## What you are asked to do
Extract each line from the entries below that has the string "план" in it.

▬▬▬▬▬▬

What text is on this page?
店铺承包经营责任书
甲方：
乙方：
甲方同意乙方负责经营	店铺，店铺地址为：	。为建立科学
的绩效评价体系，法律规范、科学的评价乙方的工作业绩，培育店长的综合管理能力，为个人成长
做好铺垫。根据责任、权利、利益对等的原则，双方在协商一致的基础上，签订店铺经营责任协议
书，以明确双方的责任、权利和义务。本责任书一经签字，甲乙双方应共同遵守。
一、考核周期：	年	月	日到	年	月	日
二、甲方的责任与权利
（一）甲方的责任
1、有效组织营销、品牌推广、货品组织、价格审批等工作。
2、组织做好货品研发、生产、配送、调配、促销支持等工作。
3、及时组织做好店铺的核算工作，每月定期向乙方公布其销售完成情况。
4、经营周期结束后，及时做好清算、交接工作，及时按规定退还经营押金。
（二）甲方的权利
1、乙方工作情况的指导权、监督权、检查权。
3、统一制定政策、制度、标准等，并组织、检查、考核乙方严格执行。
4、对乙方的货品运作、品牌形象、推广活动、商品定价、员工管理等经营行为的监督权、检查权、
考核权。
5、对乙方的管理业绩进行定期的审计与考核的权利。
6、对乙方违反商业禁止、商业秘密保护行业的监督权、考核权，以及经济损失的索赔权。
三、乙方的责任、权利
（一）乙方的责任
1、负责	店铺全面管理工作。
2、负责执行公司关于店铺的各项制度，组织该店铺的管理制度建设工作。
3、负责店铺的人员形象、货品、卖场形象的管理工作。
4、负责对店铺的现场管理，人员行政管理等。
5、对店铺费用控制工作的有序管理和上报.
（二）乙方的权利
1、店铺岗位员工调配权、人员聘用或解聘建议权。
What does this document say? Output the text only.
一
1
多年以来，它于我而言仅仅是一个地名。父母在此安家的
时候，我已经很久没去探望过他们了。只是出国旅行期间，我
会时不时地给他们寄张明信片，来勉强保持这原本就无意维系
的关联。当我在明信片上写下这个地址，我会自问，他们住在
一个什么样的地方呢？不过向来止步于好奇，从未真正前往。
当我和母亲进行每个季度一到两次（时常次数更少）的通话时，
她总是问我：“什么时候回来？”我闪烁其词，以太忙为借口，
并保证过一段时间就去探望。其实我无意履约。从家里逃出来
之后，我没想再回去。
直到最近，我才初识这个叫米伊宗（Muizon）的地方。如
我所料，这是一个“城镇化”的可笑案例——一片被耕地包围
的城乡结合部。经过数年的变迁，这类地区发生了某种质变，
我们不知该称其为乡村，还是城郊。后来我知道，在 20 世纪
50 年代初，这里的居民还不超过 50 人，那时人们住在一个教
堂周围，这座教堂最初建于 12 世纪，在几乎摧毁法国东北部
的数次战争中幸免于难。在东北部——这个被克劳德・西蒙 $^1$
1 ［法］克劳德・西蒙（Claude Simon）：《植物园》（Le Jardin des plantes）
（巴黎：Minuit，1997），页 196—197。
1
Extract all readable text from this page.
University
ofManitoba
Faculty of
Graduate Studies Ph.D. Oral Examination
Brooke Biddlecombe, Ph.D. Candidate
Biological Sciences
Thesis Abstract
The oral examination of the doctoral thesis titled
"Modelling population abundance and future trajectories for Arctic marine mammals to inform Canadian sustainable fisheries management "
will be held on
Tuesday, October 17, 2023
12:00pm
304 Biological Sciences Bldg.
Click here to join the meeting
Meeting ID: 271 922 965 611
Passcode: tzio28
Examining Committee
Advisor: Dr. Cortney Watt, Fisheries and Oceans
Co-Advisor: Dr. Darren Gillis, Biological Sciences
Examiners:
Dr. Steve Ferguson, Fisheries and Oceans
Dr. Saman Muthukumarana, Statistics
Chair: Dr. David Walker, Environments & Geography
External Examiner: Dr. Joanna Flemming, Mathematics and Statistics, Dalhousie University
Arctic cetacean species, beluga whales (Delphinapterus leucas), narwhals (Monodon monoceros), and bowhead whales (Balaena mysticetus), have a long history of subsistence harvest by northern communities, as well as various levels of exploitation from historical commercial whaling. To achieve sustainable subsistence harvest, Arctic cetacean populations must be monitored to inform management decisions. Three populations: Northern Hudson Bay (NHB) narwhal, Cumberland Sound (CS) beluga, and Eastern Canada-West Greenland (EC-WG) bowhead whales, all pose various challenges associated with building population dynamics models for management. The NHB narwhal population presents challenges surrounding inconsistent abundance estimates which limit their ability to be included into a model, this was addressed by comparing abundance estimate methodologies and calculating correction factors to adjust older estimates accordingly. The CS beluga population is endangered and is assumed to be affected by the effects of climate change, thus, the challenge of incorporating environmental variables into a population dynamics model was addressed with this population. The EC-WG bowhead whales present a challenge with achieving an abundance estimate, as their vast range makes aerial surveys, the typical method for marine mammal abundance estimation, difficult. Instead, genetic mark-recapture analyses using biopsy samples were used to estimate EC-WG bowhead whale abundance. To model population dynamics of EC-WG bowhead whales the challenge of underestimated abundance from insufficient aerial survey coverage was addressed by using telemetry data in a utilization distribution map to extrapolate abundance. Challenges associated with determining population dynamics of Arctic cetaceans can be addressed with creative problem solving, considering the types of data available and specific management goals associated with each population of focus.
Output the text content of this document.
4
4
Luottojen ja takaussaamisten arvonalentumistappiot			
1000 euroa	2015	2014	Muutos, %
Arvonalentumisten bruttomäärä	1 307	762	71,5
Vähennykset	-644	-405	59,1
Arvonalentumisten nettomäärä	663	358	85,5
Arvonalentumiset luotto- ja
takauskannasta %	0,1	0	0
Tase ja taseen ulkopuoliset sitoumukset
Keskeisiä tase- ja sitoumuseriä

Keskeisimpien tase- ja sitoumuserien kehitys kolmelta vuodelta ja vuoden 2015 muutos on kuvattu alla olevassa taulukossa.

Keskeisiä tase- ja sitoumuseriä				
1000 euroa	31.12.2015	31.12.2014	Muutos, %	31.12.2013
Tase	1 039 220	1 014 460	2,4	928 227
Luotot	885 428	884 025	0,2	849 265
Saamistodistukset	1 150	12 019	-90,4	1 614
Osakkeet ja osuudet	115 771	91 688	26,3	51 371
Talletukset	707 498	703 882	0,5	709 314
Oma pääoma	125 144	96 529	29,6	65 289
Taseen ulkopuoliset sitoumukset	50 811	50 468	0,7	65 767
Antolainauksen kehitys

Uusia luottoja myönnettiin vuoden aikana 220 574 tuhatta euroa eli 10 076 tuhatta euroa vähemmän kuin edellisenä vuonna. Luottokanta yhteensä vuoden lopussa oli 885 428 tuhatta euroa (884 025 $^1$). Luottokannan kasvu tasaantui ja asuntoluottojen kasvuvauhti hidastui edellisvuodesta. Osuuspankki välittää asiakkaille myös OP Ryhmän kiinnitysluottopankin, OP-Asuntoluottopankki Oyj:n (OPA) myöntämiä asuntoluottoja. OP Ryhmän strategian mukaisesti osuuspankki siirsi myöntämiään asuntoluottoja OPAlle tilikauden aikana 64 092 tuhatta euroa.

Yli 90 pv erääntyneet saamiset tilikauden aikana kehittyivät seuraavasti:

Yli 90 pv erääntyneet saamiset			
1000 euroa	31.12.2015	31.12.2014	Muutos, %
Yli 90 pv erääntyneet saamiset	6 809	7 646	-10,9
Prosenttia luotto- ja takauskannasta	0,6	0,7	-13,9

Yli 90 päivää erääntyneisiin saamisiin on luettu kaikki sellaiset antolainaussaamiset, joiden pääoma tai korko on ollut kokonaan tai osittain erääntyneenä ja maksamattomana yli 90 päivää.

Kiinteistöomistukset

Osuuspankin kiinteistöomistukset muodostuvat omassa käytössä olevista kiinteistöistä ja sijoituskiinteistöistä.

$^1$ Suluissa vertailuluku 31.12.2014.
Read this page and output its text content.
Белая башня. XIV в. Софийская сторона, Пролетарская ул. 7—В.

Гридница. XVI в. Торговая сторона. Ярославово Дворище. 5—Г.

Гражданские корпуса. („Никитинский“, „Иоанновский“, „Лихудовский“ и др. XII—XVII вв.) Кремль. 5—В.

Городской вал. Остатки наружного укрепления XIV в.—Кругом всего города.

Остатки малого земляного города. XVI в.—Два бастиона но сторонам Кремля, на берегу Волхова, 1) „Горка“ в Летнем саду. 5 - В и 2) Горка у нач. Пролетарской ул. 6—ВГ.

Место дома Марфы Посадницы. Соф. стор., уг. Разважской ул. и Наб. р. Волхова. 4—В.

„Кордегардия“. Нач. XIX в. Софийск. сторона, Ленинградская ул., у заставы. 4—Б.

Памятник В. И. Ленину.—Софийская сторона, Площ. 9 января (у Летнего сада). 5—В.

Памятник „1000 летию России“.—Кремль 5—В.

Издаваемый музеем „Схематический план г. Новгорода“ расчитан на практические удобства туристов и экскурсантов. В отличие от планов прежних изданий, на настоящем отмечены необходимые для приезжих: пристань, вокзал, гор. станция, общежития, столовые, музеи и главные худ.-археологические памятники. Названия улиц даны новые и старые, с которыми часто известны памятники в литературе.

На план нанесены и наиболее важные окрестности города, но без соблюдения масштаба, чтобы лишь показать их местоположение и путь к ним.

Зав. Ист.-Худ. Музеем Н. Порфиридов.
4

▬▬▬▬▬▬

## Result
Издаваемый музеем „Схематический план г. Новгорода“ расчитан на практические удобства туристов и экскурсантов. В отличие от планов прежних изданий, на настоящем отмечены необходимые для приезжих: пристань, вокзал, гор. станция, общежития, столовые, музеи и главные худ.-археологические памятники. Названия улиц даны новые и старые, с которыми часто известны памятники в литературе.
На план нанесены и наиболее важные окрестности города, но без соблюдения масштаба, чтобы лишь показать их местоположение и путь к ним.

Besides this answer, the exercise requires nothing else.